### Given instruction
Your copy of the material below should match it exactly, except that it holds no pictures.

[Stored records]
____

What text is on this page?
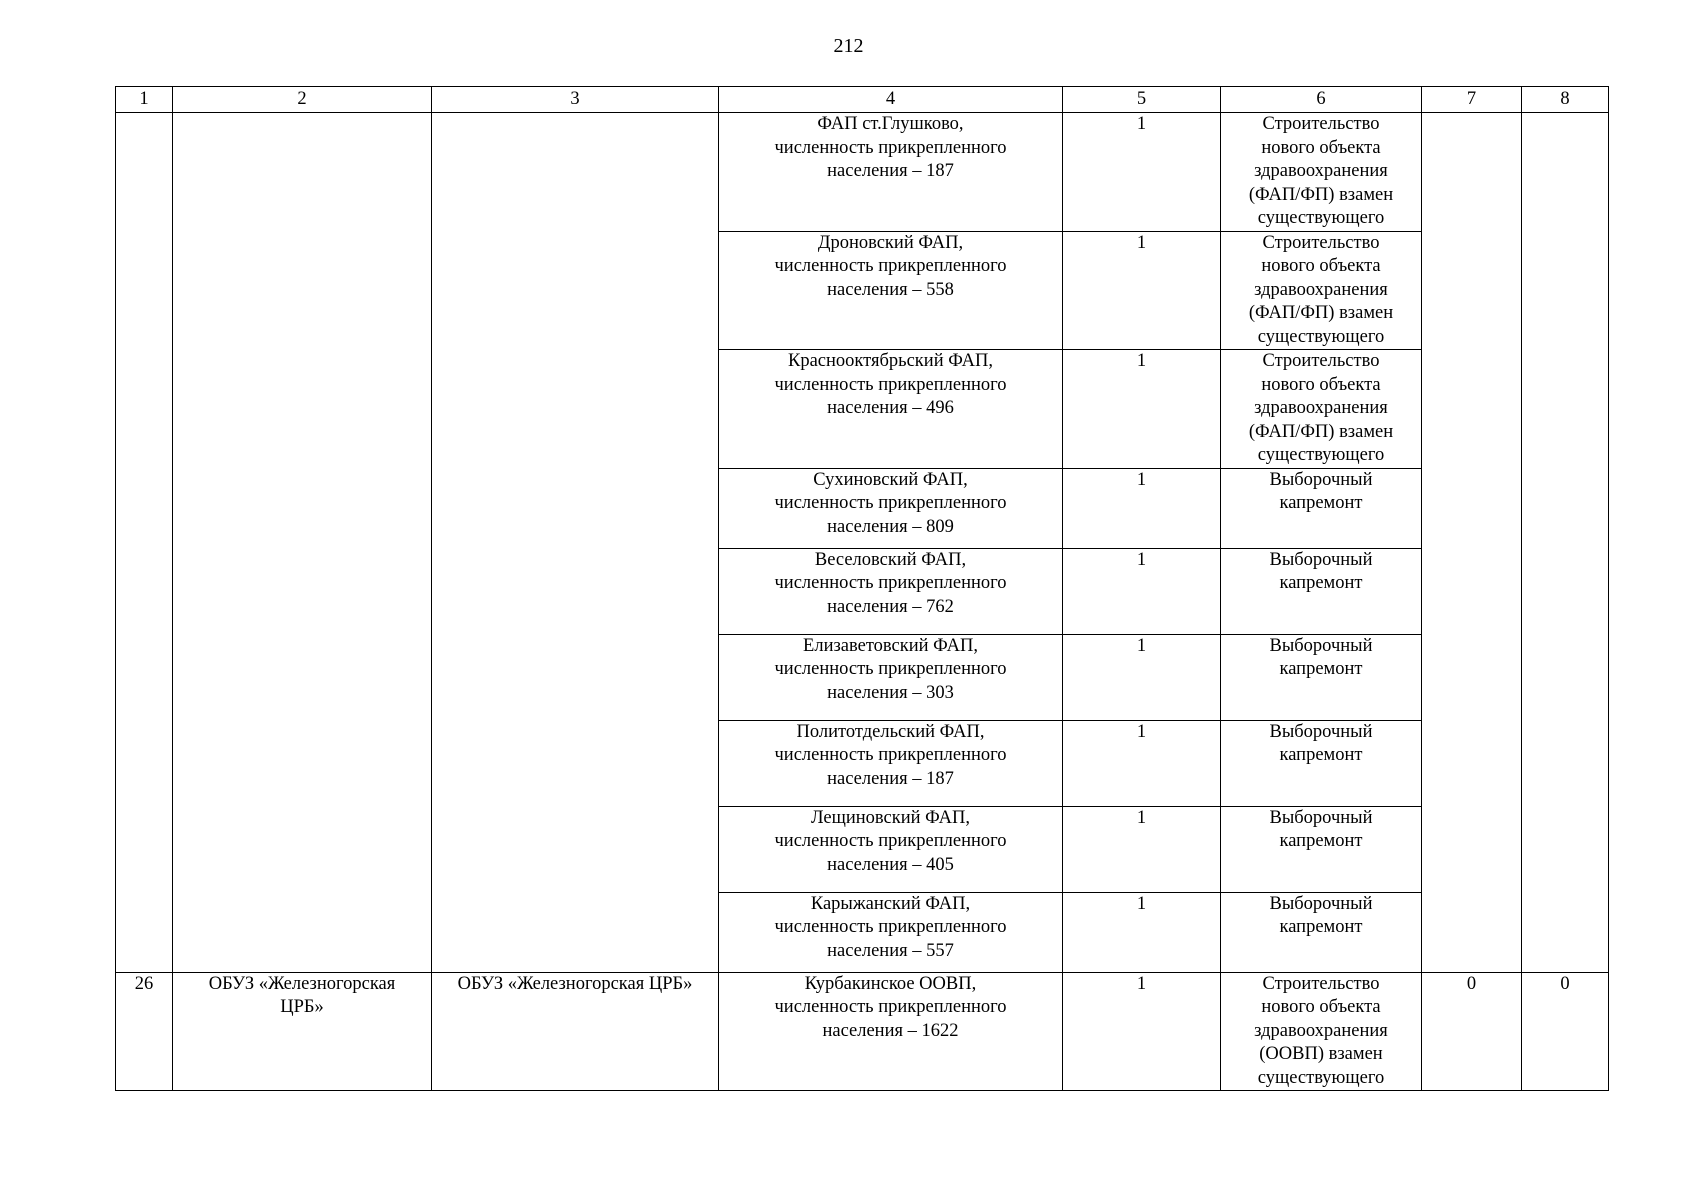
212
1	2	3	4	5	6	7	8
			ФАП ст.Глушково,
численность прикрепленного
населения – 187	1	Строительство
нового объекта
здравоохранения
(ФАП/ФП) взамен
существующего		
			Дроновский ФАП,
численность прикрепленного
населения – 558	1	Строительство
нового объекта
здравоохранения
(ФАП/ФП) взамен
существующего		
			Краснооктябрьский ФАП,
численность прикрепленного
населения – 496	1	Строительство
нового объекта
здравоохранения
(ФАП/ФП) взамен
существующего		
			Сухиновский ФАП,
численность прикрепленного
населения – 809	1	Выборочный
капремонт		
			Веселовский ФАП,
численность прикрепленного
населения – 762	1	Выборочный
капремонт		
			Елизаветовский ФАП,
численность прикрепленного
населения – 303	1	Выборочный
капремонт		
			Политотдельский ФАП,
численность прикрепленного
населения – 187	1	Выборочный
капремонт		
			Лещиновский ФАП,
численность прикрепленного
населения – 405	1	Выборочный
капремонт		
			Карыжанский ФАП,
численность прикрепленного
населения – 557	1	Выборочный
капремонт		
26	ОБУЗ «Железногорская
ЦРБ»	ОБУЗ «Железногорская ЦРБ»	Курбакинское ООВП,
численность прикрепленного
населения – 1622	1	Строительство
нового объекта
здравоохранения
(ООВП) взамен
существующего	0	0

____

### Task output
What text is on this page?
212
1	2	3	4	5	6	7	8
			ФАП ст.Глушково,
численность прикрепленного
населения – 187	1	Строительство
нового объекта
здравоохранения
(ФАП/ФП) взамен
существующего		
			Дроновский ФАП,
численность прикрепленного
населения – 558	1	Строительство
нового объекта
здравоохранения
(ФАП/ФП) взамен
существующего		
			Краснооктябрьский ФАП,
численность прикрепленного
населения – 496	1	Строительство
нового объекта
здравоохранения
(ФАП/ФП) взамен
существующего		
			Сухиновский ФАП,
численность прикрепленного
населения – 809	1	Выборочный
капремонт		
			Веселовский ФАП,
численность прикрепленного
населения – 762	1	Выборочный
капремонт		
			Елизаветовский ФАП,
численность прикрепленного
населения – 303	1	Выборочный
капремонт		
			Политотдельский ФАП,
численность прикрепленного
населения – 187	1	Выборочный
капремонт		
			Лещиновский ФАП,
численность прикрепленного
населения – 405	1	Выборочный
капремонт		
			Карыжанский ФАП,
численность прикрепленного
населения – 557	1	Выборочный
капремонт		
26	ОБУЗ «Железногорская
ЦРБ»	ОБУЗ «Железногорская ЦРБ»	Курбакинское ООВП,
численность прикрепленного
населения – 1622	1	Строительство
нового объекта
здравоохранения
(ООВП) взамен
существующего	0	0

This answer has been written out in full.